◆ **Figure content listings**

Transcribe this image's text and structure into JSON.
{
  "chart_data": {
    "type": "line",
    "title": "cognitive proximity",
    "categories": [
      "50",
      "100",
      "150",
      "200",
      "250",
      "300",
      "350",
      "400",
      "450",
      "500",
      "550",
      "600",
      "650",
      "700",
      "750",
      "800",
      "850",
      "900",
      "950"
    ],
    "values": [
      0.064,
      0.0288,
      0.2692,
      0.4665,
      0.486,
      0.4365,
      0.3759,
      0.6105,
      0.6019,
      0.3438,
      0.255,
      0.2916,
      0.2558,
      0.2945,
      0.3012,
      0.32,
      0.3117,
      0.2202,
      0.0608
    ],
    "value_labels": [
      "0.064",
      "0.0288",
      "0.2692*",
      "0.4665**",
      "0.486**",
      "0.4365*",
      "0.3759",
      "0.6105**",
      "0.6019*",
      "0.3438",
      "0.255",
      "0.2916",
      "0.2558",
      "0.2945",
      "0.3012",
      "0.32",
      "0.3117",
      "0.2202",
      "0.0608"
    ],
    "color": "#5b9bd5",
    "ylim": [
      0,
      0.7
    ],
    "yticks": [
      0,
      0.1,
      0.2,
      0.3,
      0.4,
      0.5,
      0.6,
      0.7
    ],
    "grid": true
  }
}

◆ **What is being asked**
Quote every record above exactly.

◆ **Result for this task**
Transcribe this image's text and structure into JSON.
{
  "chart_data": {
    "type": "line",
    "title": "cognitive proximity",
    "categories": [
      "50",
      "100",
      "150",
      "200",
      "250",
      "300",
      "350",
      "400",
      "450",
      "500",
      "550",
      "600",
      "650",
      "700",
      "750",
      "800",
      "850",
      "900",
      "950"
    ],
    "values": [
      0.064,
      0.0288,
      0.2692,
      0.4665,
      0.486,
      0.4365,
      0.3759,
      0.6105,
      0.6019,
      0.3438,
      0.255,
      0.2916,
      0.2558,
      0.2945,
      0.3012,
      0.32,
      0.3117,
      0.2202,
      0.0608
    ],
    "value_labels": [
      "0.064",
      "0.0288",
      "0.2692*",
      "0.4665**",
      "0.486**",
      "0.4365*",
      "0.3759",
      "0.6105**",
      "0.6019*",
      "0.3438",
      "0.255",
      "0.2916",
      "0.2558",
      "0.2945",
      "0.3012",
      "0.32",
      "0.3117",
      "0.2202",
      "0.0608"
    ],
    "color": "#5b9bd5",
    "ylim": [
      0,
      0.7
    ],
    "yticks": [
      0,
      0.1,
      0.2,
      0.3,
      0.4,
      0.5,
      0.6,
      0.7
    ],
    "grid": true
  }
}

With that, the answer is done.